◆ Stated problem:
In the entries below, find every line with "series" and copy it.

-=-=-

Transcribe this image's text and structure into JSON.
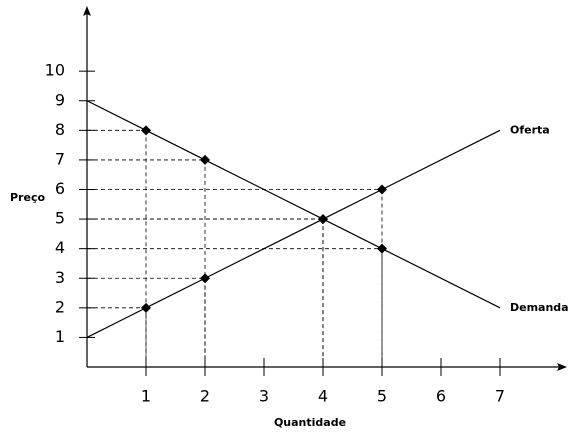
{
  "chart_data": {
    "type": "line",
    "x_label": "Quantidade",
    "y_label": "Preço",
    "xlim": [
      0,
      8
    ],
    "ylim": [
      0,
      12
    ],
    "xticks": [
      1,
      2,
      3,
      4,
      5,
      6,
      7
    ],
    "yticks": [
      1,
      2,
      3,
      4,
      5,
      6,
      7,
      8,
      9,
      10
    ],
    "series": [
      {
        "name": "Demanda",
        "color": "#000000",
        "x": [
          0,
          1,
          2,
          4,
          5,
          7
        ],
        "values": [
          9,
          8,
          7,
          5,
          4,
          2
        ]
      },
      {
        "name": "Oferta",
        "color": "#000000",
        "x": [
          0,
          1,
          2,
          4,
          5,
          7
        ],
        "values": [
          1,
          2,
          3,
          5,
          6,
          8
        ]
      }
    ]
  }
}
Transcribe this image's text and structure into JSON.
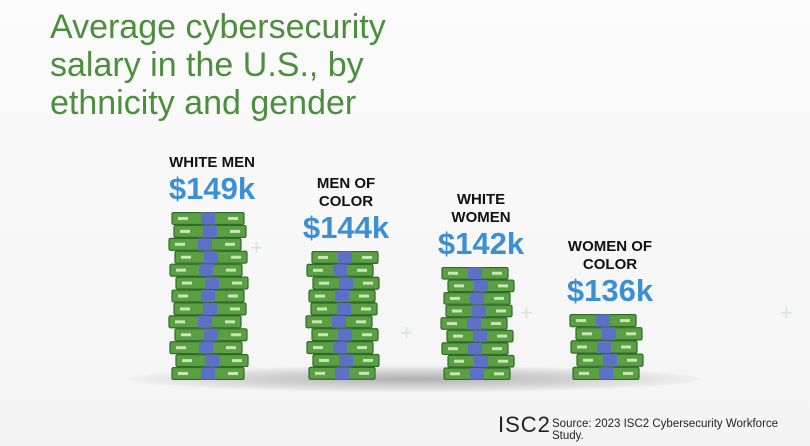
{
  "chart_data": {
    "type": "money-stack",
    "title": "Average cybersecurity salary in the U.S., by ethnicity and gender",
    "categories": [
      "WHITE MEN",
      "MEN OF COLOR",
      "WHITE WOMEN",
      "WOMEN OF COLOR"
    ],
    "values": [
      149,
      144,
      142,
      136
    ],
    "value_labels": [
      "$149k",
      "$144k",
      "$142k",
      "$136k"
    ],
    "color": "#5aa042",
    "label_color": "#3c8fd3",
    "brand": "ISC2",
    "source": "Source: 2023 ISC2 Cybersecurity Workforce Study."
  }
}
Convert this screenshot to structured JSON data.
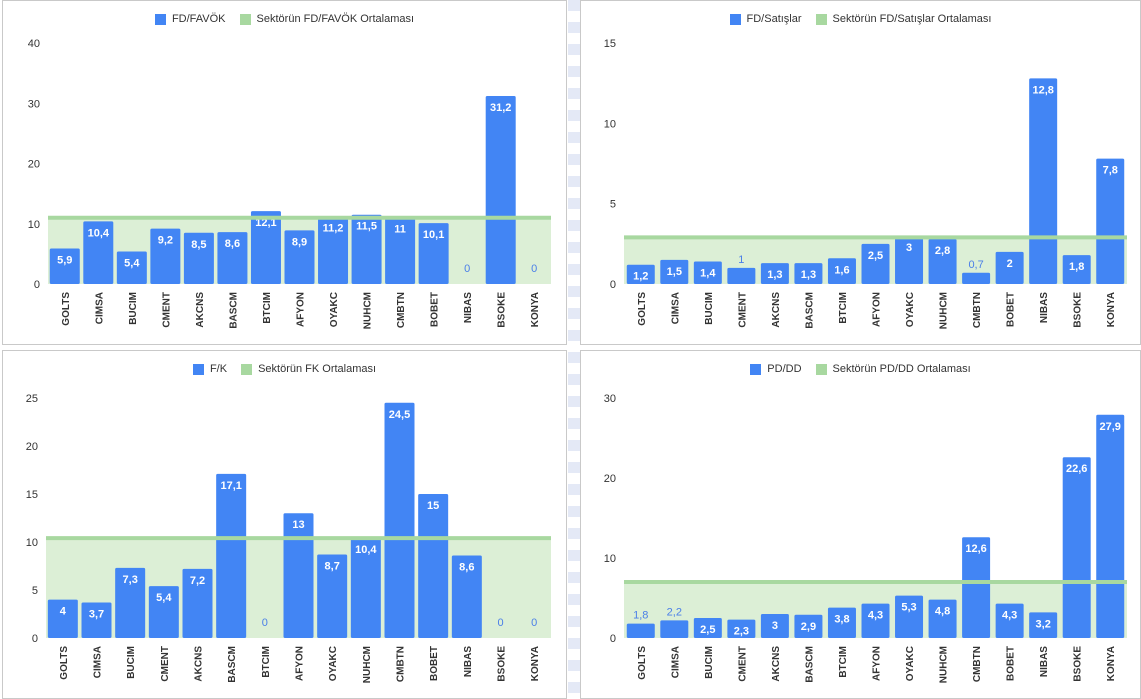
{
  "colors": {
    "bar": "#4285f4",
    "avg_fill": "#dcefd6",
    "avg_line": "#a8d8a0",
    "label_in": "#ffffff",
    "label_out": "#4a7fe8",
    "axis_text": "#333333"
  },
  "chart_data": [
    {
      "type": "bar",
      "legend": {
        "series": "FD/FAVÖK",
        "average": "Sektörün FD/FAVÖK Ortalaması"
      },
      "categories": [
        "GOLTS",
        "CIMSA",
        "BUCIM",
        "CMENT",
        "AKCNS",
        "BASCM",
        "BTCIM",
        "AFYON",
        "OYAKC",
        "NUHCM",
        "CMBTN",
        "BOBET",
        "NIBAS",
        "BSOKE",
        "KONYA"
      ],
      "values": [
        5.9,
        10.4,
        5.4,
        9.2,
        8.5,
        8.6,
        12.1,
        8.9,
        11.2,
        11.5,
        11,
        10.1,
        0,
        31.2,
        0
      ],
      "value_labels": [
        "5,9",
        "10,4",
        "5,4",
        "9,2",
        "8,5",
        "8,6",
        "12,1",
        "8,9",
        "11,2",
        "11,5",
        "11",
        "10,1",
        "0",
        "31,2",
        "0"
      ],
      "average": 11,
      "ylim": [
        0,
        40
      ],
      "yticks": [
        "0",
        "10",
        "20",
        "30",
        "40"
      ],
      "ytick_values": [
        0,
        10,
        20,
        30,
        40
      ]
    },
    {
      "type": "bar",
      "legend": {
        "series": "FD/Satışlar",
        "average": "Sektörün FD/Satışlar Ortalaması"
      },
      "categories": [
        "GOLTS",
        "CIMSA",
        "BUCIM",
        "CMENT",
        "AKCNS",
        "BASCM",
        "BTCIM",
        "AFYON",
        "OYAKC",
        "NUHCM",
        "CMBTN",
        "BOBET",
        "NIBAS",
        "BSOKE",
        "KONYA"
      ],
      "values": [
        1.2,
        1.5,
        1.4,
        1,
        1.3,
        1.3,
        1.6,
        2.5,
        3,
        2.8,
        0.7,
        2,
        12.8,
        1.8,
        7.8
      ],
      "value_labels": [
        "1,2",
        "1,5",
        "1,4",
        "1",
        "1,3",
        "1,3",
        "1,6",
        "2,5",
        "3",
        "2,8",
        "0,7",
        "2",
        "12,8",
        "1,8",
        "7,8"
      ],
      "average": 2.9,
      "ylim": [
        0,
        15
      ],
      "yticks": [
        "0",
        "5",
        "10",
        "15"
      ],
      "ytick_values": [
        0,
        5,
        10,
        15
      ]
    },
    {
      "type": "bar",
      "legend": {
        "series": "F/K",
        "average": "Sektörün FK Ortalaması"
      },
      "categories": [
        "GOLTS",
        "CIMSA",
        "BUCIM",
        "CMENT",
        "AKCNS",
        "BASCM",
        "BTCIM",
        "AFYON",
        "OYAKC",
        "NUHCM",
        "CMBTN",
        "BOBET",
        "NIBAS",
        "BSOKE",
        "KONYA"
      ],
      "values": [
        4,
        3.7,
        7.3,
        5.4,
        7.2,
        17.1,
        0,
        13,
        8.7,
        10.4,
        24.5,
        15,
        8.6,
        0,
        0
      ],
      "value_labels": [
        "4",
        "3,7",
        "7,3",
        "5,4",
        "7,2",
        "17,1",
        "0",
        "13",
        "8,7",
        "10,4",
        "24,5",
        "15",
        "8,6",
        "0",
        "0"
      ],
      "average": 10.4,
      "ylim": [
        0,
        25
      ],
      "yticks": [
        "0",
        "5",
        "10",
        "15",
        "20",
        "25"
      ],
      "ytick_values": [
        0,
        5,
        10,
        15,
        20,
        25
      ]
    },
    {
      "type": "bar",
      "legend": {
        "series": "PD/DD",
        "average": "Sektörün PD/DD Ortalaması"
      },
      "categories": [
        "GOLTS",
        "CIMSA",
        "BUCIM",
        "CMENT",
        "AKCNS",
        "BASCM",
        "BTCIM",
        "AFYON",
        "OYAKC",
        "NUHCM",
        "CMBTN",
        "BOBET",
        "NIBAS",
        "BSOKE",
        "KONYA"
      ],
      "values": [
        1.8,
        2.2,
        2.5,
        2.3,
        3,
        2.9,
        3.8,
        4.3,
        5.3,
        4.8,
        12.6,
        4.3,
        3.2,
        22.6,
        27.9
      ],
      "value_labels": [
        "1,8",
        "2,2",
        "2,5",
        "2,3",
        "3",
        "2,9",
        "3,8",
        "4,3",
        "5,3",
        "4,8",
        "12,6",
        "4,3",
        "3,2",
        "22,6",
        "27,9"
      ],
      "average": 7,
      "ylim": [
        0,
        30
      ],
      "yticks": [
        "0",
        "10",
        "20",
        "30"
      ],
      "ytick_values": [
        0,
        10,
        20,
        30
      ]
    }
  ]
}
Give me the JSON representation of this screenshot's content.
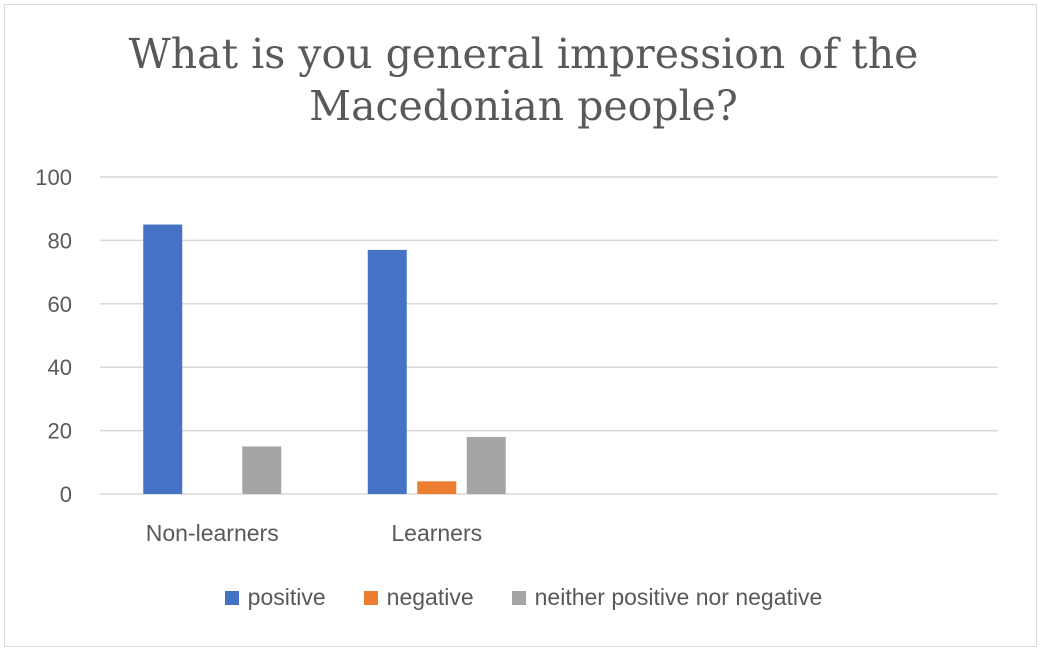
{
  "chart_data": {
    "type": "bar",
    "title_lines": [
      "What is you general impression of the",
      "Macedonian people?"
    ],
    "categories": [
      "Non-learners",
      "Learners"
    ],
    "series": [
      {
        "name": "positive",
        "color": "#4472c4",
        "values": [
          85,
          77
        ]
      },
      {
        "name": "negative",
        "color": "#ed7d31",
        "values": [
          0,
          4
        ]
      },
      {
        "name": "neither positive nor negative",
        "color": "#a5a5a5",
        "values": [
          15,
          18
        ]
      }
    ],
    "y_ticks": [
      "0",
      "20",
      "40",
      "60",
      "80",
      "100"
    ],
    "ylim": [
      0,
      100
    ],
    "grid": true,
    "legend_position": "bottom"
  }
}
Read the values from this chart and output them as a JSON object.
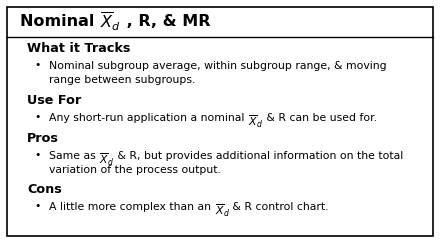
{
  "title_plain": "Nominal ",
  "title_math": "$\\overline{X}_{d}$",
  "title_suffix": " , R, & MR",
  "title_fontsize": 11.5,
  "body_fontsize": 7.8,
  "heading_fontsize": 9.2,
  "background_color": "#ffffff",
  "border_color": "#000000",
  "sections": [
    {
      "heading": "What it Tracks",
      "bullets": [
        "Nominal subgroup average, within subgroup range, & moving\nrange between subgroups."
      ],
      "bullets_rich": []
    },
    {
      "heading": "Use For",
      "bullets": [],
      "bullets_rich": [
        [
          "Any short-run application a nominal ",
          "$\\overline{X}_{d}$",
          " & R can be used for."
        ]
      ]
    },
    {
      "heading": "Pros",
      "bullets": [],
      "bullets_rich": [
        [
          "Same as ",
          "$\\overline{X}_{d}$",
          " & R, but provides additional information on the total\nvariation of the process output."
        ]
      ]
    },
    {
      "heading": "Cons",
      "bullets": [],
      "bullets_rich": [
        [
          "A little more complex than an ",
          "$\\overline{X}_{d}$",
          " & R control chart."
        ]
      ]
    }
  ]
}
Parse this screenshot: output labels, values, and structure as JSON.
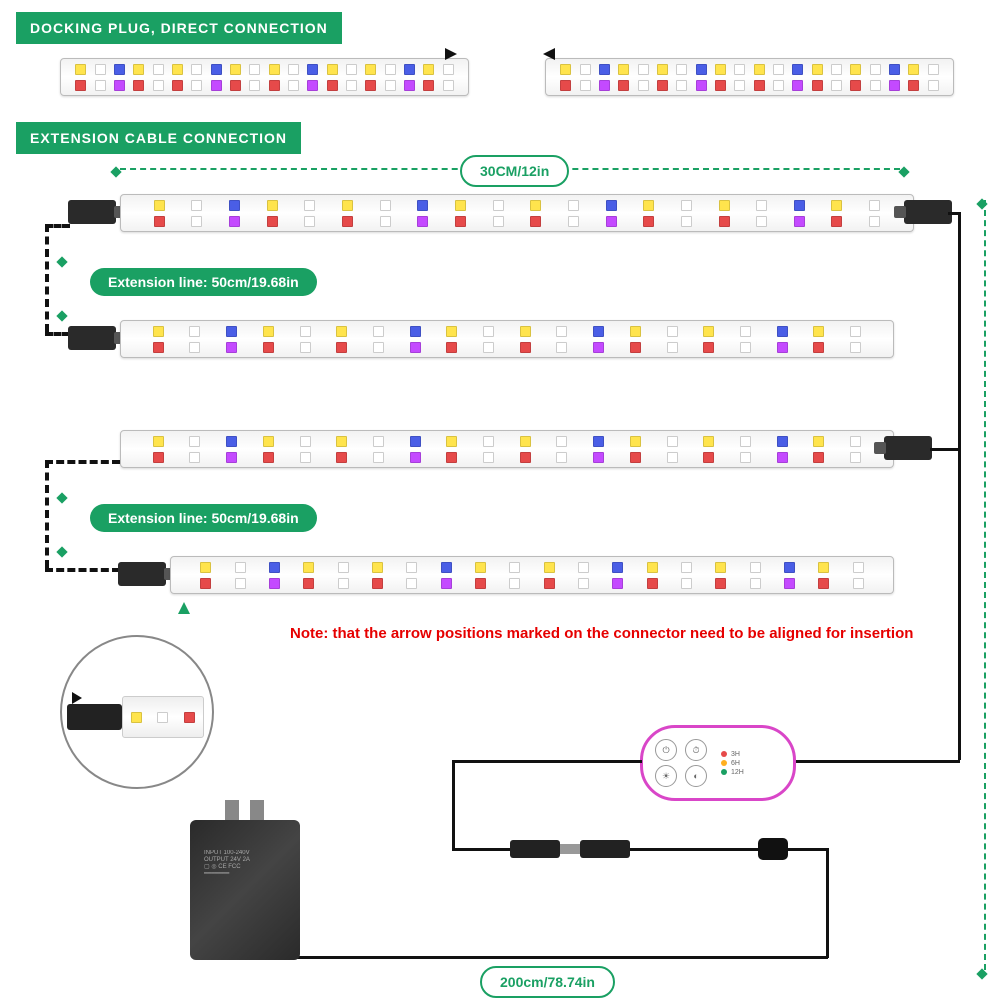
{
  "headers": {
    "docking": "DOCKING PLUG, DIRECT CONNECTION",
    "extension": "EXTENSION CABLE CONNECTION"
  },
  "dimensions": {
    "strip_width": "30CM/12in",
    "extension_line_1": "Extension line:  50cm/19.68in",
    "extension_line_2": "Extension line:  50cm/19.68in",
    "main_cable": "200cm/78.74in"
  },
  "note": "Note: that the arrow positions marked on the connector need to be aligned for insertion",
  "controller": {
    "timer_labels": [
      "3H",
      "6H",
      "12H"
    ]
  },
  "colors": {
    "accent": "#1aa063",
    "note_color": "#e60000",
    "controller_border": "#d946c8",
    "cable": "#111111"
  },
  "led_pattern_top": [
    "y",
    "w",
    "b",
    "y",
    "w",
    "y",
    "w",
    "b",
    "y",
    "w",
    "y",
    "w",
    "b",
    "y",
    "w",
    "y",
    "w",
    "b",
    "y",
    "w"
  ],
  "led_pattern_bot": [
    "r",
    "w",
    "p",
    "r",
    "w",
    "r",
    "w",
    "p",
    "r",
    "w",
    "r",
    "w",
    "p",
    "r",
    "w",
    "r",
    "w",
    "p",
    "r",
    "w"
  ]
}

-=-=-

◆ Task output:
    "series": [
        "series": "FD/FAVÖK",
        "series": "FD/Satışlar",
        "series": "F/K",
        "series": "PD/DD",
    "series": [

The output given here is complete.